## What is asked
Write the material out again in full, word for word. Do not include the pictures.

## Listed records
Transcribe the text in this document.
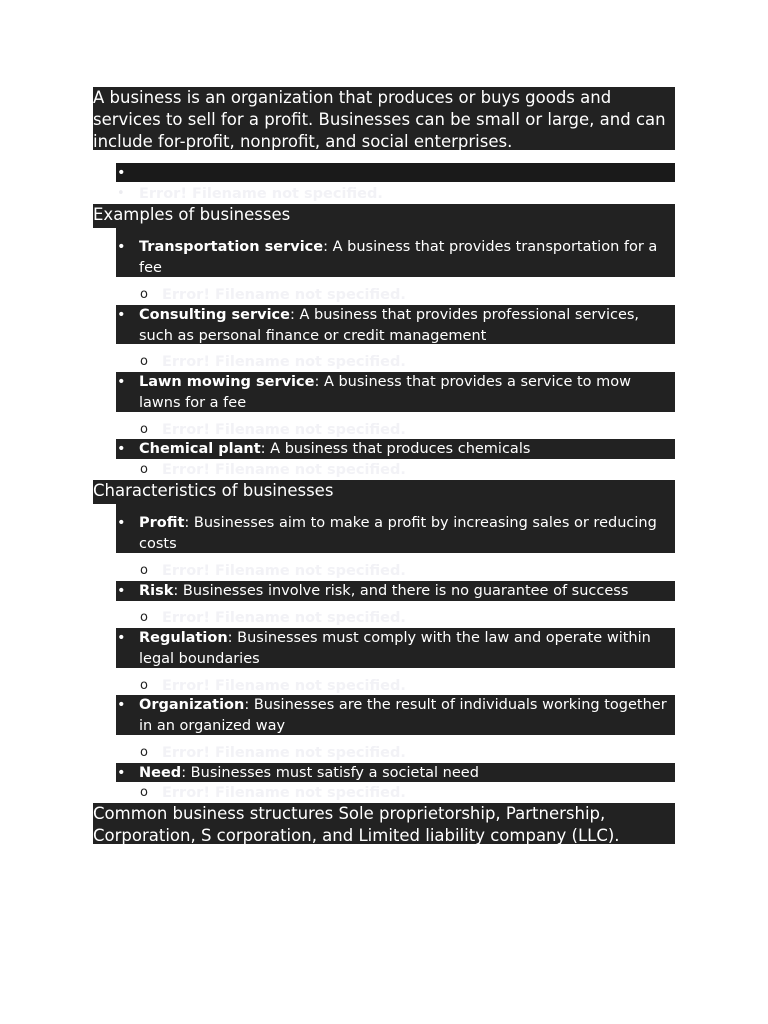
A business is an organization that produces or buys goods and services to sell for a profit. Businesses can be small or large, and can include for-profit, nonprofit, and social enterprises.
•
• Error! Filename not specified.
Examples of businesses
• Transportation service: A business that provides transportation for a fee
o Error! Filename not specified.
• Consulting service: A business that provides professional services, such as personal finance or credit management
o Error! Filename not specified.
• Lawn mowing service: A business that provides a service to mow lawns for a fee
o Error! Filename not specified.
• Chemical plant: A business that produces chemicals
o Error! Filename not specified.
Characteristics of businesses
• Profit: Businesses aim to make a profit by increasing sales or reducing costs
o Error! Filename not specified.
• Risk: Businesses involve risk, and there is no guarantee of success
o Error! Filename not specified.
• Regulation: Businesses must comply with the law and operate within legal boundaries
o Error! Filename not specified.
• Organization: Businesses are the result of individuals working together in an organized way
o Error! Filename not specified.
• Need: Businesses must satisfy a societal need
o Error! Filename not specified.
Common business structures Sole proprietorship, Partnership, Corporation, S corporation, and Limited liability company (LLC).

## Output
Transcribe the text in this document.
A business is an organization that produces or buys goods and services to sell for a profit. Businesses can be small or large, and can include for-profit, nonprofit, and social enterprises.
•
• Error! Filename not specified.
Examples of businesses
• Transportation service: A business that provides transportation for a fee
o Error! Filename not specified.
• Consulting service: A business that provides professional services, such as personal finance or credit management
o Error! Filename not specified.
• Lawn mowing service: A business that provides a service to mow lawns for a fee
o Error! Filename not specified.
• Chemical plant: A business that produces chemicals
o Error! Filename not specified.
Characteristics of businesses
• Profit: Businesses aim to make a profit by increasing sales or reducing costs
o Error! Filename not specified.
• Risk: Businesses involve risk, and there is no guarantee of success
o Error! Filename not specified.
• Regulation: Businesses must comply with the law and operate within legal boundaries
o Error! Filename not specified.
• Organization: Businesses are the result of individuals working together in an organized way
o Error! Filename not specified.
• Need: Businesses must satisfy a societal need
o Error! Filename not specified.
Common business structures Sole proprietorship, Partnership, Corporation, S corporation, and Limited liability company (LLC).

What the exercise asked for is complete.